Try it: Extract the full set of records, then give each one again exactly.

Material for this task:
========================

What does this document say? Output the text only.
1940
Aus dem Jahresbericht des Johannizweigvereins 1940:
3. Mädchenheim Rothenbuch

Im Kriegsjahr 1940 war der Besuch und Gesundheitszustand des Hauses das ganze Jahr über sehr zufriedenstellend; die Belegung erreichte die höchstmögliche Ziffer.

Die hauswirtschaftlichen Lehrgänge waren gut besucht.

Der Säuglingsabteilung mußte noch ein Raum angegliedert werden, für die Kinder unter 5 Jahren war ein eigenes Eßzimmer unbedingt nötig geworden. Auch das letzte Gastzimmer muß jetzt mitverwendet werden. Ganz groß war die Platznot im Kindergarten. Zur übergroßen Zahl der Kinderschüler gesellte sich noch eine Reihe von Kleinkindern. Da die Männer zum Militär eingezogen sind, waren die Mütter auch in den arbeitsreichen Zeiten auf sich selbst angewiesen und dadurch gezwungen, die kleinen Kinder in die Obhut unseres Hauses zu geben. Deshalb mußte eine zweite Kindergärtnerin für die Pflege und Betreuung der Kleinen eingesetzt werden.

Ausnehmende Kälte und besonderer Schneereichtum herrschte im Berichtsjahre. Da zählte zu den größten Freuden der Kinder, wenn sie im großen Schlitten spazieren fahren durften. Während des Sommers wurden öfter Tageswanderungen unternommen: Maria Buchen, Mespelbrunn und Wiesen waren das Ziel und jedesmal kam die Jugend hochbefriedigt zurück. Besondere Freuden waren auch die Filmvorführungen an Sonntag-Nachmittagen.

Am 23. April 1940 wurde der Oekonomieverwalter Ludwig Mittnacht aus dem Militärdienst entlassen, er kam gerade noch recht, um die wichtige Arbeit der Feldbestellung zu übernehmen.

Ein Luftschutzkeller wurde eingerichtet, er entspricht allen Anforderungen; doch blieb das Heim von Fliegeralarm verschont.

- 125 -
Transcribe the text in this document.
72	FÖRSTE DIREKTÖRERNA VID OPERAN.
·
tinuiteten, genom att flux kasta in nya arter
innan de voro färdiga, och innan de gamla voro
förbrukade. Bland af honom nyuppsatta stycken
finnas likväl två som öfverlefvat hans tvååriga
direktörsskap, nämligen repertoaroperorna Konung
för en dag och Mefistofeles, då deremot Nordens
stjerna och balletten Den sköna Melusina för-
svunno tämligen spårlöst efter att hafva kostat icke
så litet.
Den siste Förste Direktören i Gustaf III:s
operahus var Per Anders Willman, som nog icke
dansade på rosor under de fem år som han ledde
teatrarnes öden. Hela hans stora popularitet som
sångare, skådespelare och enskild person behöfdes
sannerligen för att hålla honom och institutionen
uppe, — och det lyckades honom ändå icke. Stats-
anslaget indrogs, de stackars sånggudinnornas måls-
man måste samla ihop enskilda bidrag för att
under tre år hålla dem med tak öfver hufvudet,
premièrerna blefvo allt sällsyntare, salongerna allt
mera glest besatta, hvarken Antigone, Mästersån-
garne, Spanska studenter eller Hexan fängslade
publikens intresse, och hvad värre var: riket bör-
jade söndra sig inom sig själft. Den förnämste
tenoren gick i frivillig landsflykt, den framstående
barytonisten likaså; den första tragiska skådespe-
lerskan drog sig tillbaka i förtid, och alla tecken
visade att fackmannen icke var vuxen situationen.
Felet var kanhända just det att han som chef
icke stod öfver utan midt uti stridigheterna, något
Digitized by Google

========================

Reply:
What does this document say? Output the text only.
1940
Aus dem Jahresbericht des Johannizweigvereins 1940:
3. Mädchenheim Rothenbuch

Im Kriegsjahr 1940 war der Besuch und Gesundheitszustand des Hauses das ganze Jahr über sehr zufriedenstellend; die Belegung erreichte die höchstmögliche Ziffer.

Die hauswirtschaftlichen Lehrgänge waren gut besucht.

Der Säuglingsabteilung mußte noch ein Raum angegliedert werden, für die Kinder unter 5 Jahren war ein eigenes Eßzimmer unbedingt nötig geworden. Auch das letzte Gastzimmer muß jetzt mitverwendet werden. Ganz groß war die Platznot im Kindergarten. Zur übergroßen Zahl der Kinderschüler gesellte sich noch eine Reihe von Kleinkindern. Da die Männer zum Militär eingezogen sind, waren die Mütter auch in den arbeitsreichen Zeiten auf sich selbst angewiesen und dadurch gezwungen, die kleinen Kinder in die Obhut unseres Hauses zu geben. Deshalb mußte eine zweite Kindergärtnerin für die Pflege und Betreuung der Kleinen eingesetzt werden.

Ausnehmende Kälte und besonderer Schneereichtum herrschte im Berichtsjahre. Da zählte zu den größten Freuden der Kinder, wenn sie im großen Schlitten spazieren fahren durften. Während des Sommers wurden öfter Tageswanderungen unternommen: Maria Buchen, Mespelbrunn und Wiesen waren das Ziel und jedesmal kam die Jugend hochbefriedigt zurück. Besondere Freuden waren auch die Filmvorführungen an Sonntag-Nachmittagen.

Am 23. April 1940 wurde der Oekonomieverwalter Ludwig Mittnacht aus dem Militärdienst entlassen, er kam gerade noch recht, um die wichtige Arbeit der Feldbestellung zu übernehmen.

Ein Luftschutzkeller wurde eingerichtet, er entspricht allen Anforderungen; doch blieb das Heim von Fliegeralarm verschont.

- 125 -
Transcribe the text in this document.
72	FÖRSTE DIREKTÖRERNA VID OPERAN.
·
tinuiteten, genom att flux kasta in nya arter
innan de voro färdiga, och innan de gamla voro
förbrukade. Bland af honom nyuppsatta stycken
finnas likväl två som öfverlefvat hans tvååriga
direktörsskap, nämligen repertoaroperorna Konung
för en dag och Mefistofeles, då deremot Nordens
stjerna och balletten Den sköna Melusina för-
svunno tämligen spårlöst efter att hafva kostat icke
så litet.
Den siste Förste Direktören i Gustaf III:s
operahus var Per Anders Willman, som nog icke
dansade på rosor under de fem år som han ledde
teatrarnes öden. Hela hans stora popularitet som
sångare, skådespelare och enskild person behöfdes
sannerligen för att hålla honom och institutionen
uppe, — och det lyckades honom ändå icke. Stats-
anslaget indrogs, de stackars sånggudinnornas måls-
man måste samla ihop enskilda bidrag för att
under tre år hålla dem med tak öfver hufvudet,
premièrerna blefvo allt sällsyntare, salongerna allt
mera glest besatta, hvarken Antigone, Mästersån-
garne, Spanska studenter eller Hexan fängslade
publikens intresse, och hvad värre var: riket bör-
jade söndra sig inom sig själft. Den förnämste
tenoren gick i frivillig landsflykt, den framstående
barytonisten likaså; den första tragiska skådespe-
lerskan drog sig tillbaka i förtid, och alla tecken
visade att fackmannen icke var vuxen situationen.
Felet var kanhända just det att han som chef
icke stod öfver utan midt uti stridigheterna, något
Digitized by Google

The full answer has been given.